_Exercise aim_. Write out the whole of the material exactly.

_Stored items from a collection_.
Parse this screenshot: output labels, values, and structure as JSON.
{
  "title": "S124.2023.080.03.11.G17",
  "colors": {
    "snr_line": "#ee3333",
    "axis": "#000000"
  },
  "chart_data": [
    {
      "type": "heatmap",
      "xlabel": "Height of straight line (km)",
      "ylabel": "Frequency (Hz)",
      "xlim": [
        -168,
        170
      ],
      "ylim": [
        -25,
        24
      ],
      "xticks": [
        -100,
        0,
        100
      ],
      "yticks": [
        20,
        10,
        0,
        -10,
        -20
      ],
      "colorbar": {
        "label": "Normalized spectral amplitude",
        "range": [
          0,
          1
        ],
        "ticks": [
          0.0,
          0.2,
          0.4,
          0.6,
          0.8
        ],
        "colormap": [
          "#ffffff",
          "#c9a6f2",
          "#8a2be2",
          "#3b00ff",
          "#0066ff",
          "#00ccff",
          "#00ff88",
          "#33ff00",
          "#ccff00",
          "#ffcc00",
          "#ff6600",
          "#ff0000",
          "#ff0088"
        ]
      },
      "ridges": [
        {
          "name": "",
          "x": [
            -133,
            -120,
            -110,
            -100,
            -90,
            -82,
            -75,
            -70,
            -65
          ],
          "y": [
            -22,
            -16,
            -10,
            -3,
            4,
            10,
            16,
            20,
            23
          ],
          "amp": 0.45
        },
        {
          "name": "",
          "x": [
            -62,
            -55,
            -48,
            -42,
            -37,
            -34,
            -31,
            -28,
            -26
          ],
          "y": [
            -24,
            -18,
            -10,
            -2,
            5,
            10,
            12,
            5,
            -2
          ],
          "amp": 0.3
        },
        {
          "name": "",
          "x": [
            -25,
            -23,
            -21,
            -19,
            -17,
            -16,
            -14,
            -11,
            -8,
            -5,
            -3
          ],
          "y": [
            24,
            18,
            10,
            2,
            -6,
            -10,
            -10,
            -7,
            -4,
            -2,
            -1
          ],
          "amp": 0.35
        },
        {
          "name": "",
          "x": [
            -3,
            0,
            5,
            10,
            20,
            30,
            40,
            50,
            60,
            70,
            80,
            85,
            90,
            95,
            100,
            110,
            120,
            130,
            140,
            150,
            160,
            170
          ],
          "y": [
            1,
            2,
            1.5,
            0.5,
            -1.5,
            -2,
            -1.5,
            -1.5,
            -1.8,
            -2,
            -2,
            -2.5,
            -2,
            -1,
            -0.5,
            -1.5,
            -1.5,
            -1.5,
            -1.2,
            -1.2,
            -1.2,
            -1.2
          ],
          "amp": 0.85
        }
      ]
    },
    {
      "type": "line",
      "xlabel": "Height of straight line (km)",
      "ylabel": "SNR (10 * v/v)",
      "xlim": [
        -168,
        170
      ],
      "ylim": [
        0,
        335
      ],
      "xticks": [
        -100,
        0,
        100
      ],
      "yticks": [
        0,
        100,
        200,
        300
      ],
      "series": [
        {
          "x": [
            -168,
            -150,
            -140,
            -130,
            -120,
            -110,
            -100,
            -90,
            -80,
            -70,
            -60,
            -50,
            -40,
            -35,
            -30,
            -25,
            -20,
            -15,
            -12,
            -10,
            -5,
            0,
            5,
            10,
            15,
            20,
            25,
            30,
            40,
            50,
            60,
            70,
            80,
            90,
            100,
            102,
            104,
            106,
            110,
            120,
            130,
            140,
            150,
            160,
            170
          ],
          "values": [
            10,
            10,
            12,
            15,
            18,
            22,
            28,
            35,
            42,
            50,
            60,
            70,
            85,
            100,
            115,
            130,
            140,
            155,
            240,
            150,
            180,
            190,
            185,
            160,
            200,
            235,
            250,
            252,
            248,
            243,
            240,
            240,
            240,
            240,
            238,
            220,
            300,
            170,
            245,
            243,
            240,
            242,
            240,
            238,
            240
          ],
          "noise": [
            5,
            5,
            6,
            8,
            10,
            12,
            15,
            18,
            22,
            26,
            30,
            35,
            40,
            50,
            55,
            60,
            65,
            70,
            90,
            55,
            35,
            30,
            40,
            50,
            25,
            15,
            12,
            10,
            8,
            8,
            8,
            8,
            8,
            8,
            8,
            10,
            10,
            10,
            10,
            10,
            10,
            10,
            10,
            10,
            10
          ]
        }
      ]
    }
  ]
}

_Solved problem_.
Parse this screenshot: output labels, values, and structure as JSON.
{
  "title": "S124.2023.080.03.11.G17",
  "colors": {
    "snr_line": "#ee3333",
    "axis": "#000000"
  },
  "chart_data": [
    {
      "type": "heatmap",
      "xlabel": "Height of straight line (km)",
      "ylabel": "Frequency (Hz)",
      "xlim": [
        -168,
        170
      ],
      "ylim": [
        -25,
        24
      ],
      "xticks": [
        -100,
        0,
        100
      ],
      "yticks": [
        20,
        10,
        0,
        -10,
        -20
      ],
      "colorbar": {
        "label": "Normalized spectral amplitude",
        "range": [
          0,
          1
        ],
        "ticks": [
          0.0,
          0.2,
          0.4,
          0.6,
          0.8
        ],
        "colormap": [
          "#ffffff",
          "#c9a6f2",
          "#8a2be2",
          "#3b00ff",
          "#0066ff",
          "#00ccff",
          "#00ff88",
          "#33ff00",
          "#ccff00",
          "#ffcc00",
          "#ff6600",
          "#ff0000",
          "#ff0088"
        ]
      },
      "ridges": [
        {
          "name": "",
          "x": [
            -133,
            -120,
            -110,
            -100,
            -90,
            -82,
            -75,
            -70,
            -65
          ],
          "y": [
            -22,
            -16,
            -10,
            -3,
            4,
            10,
            16,
            20,
            23
          ],
          "amp": 0.45
        },
        {
          "name": "",
          "x": [
            -62,
            -55,
            -48,
            -42,
            -37,
            -34,
            -31,
            -28,
            -26
          ],
          "y": [
            -24,
            -18,
            -10,
            -2,
            5,
            10,
            12,
            5,
            -2
          ],
          "amp": 0.3
        },
        {
          "name": "",
          "x": [
            -25,
            -23,
            -21,
            -19,
            -17,
            -16,
            -14,
            -11,
            -8,
            -5,
            -3
          ],
          "y": [
            24,
            18,
            10,
            2,
            -6,
            -10,
            -10,
            -7,
            -4,
            -2,
            -1
          ],
          "amp": 0.35
        },
        {
          "name": "",
          "x": [
            -3,
            0,
            5,
            10,
            20,
            30,
            40,
            50,
            60,
            70,
            80,
            85,
            90,
            95,
            100,
            110,
            120,
            130,
            140,
            150,
            160,
            170
          ],
          "y": [
            1,
            2,
            1.5,
            0.5,
            -1.5,
            -2,
            -1.5,
            -1.5,
            -1.8,
            -2,
            -2,
            -2.5,
            -2,
            -1,
            -0.5,
            -1.5,
            -1.5,
            -1.5,
            -1.2,
            -1.2,
            -1.2,
            -1.2
          ],
          "amp": 0.85
        }
      ]
    },
    {
      "type": "line",
      "xlabel": "Height of straight line (km)",
      "ylabel": "SNR (10 * v/v)",
      "xlim": [
        -168,
        170
      ],
      "ylim": [
        0,
        335
      ],
      "xticks": [
        -100,
        0,
        100
      ],
      "yticks": [
        0,
        100,
        200,
        300
      ],
      "series": [
        {
          "x": [
            -168,
            -150,
            -140,
            -130,
            -120,
            -110,
            -100,
            -90,
            -80,
            -70,
            -60,
            -50,
            -40,
            -35,
            -30,
            -25,
            -20,
            -15,
            -12,
            -10,
            -5,
            0,
            5,
            10,
            15,
            20,
            25,
            30,
            40,
            50,
            60,
            70,
            80,
            90,
            100,
            102,
            104,
            106,
            110,
            120,
            130,
            140,
            150,
            160,
            170
          ],
          "values": [
            10,
            10,
            12,
            15,
            18,
            22,
            28,
            35,
            42,
            50,
            60,
            70,
            85,
            100,
            115,
            130,
            140,
            155,
            240,
            150,
            180,
            190,
            185,
            160,
            200,
            235,
            250,
            252,
            248,
            243,
            240,
            240,
            240,
            240,
            238,
            220,
            300,
            170,
            245,
            243,
            240,
            242,
            240,
            238,
            240
          ],
          "noise": [
            5,
            5,
            6,
            8,
            10,
            12,
            15,
            18,
            22,
            26,
            30,
            35,
            40,
            50,
            55,
            60,
            65,
            70,
            90,
            55,
            35,
            30,
            40,
            50,
            25,
            15,
            12,
            10,
            8,
            8,
            8,
            8,
            8,
            8,
            8,
            10,
            10,
            10,
            10,
            10,
            10,
            10,
            10,
            10,
            10
          ]
        }
      ]
    }
  ]
}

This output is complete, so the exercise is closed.